AIM → Gather the lines that hold the string "value".

-- Begin --

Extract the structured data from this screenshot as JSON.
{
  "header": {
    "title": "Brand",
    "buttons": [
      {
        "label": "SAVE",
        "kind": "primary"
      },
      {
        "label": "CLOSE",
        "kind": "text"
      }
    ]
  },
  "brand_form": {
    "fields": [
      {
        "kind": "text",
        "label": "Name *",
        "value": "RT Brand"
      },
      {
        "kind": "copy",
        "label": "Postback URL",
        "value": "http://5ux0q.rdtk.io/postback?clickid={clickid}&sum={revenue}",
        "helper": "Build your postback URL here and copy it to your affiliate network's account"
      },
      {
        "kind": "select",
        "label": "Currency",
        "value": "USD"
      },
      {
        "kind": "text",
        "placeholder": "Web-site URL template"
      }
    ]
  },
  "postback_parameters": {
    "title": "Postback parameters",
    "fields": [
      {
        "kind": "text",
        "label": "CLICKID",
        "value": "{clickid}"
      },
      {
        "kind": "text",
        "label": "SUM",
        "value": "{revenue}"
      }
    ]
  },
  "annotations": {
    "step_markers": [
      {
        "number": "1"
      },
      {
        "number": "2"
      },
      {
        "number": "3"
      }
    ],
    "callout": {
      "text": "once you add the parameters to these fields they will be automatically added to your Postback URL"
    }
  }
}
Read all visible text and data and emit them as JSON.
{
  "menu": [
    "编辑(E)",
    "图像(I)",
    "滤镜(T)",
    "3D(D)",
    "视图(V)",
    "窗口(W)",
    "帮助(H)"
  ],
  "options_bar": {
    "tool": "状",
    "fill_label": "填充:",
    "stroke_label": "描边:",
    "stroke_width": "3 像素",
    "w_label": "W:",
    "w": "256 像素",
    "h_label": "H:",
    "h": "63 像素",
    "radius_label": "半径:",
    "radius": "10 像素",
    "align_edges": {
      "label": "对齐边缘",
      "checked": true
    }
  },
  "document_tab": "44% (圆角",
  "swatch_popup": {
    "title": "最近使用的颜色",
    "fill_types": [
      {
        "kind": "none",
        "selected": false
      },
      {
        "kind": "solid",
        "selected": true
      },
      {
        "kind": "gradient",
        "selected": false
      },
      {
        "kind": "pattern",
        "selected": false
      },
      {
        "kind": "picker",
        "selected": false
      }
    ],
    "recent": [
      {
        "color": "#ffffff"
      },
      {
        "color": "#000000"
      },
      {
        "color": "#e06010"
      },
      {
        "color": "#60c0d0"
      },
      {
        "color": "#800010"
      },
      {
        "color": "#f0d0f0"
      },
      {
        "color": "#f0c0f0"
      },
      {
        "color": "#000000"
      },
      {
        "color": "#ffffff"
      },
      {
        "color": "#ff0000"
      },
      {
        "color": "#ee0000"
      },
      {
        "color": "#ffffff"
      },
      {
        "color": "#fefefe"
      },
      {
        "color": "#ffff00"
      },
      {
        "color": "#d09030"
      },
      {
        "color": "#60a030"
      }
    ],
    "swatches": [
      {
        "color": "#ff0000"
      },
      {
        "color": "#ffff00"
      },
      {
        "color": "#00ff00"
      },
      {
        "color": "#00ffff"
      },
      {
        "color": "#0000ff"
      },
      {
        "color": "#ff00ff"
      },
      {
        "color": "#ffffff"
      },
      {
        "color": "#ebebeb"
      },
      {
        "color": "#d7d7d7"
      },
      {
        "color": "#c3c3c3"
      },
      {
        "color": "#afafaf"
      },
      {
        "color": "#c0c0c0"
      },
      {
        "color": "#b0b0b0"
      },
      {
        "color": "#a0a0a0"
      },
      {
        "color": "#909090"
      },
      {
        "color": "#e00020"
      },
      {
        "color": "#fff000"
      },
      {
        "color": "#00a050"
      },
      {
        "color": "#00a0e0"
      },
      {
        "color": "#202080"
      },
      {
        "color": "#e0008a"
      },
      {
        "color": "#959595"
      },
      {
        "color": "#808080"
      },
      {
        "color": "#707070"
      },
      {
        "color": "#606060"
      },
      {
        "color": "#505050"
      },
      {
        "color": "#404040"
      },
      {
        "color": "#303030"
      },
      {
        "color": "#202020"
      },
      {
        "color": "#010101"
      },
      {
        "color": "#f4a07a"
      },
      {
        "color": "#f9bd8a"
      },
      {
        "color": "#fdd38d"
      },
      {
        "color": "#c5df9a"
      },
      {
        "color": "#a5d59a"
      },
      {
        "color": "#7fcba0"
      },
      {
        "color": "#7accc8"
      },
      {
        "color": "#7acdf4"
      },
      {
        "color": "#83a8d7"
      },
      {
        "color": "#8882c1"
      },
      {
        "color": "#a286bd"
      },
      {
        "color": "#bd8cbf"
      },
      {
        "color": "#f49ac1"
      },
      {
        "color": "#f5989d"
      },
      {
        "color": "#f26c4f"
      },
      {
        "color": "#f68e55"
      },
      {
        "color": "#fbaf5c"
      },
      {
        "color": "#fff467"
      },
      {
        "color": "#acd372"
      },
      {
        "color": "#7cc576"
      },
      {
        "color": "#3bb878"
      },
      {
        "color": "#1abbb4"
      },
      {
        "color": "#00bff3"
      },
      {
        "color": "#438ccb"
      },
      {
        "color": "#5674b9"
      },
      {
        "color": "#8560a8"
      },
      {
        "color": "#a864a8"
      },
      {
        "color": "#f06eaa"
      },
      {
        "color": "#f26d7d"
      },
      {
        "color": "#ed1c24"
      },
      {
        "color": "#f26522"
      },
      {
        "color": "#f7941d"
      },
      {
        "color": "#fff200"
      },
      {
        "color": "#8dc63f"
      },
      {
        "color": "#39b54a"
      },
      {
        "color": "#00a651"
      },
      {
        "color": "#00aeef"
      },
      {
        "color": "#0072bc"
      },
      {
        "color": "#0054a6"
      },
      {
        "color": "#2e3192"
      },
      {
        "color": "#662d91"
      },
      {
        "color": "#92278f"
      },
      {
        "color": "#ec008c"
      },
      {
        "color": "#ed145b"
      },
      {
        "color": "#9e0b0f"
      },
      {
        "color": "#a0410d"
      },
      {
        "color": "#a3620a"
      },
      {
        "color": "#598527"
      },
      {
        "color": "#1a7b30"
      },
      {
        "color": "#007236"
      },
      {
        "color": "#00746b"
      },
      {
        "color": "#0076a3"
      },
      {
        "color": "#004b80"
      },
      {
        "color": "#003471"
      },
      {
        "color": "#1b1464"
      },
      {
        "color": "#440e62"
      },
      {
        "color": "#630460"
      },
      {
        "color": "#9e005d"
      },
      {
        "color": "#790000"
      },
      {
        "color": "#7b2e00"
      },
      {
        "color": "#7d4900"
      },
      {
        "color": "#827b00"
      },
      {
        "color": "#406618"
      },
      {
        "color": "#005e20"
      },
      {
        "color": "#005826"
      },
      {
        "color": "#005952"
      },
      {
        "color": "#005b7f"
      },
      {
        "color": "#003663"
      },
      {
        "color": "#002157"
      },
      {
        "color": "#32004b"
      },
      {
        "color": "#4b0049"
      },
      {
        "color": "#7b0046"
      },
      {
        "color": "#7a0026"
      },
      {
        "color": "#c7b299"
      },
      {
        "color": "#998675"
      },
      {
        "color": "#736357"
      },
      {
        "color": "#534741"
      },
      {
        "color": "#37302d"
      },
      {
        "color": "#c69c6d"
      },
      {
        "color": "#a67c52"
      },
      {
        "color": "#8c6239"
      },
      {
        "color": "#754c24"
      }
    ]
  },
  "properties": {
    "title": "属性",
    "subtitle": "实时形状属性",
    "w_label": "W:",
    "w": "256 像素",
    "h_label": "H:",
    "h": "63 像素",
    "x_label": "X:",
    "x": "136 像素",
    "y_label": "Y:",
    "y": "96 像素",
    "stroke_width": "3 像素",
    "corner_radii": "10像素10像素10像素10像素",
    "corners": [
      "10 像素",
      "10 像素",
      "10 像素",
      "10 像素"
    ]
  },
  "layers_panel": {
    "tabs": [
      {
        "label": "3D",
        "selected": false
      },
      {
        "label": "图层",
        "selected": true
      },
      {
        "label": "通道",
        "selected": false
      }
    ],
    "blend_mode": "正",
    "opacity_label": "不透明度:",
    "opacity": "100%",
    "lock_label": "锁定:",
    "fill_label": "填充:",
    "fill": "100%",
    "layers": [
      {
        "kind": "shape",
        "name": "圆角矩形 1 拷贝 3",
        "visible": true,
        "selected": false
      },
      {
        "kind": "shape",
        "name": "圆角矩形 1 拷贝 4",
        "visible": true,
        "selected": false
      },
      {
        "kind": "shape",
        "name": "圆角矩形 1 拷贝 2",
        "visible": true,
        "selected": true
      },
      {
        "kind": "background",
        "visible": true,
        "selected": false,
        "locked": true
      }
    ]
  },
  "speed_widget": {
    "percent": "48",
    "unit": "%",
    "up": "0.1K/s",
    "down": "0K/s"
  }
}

-- End --

FULL SOLUTION →
        "value": "RT Brand"
        "value": "http://5ux0q.rdtk.io/postback?clickid={clickid}&sum={revenue}",
        "value": "USD"
        "value": "{clickid}"
        "value": "{revenue}"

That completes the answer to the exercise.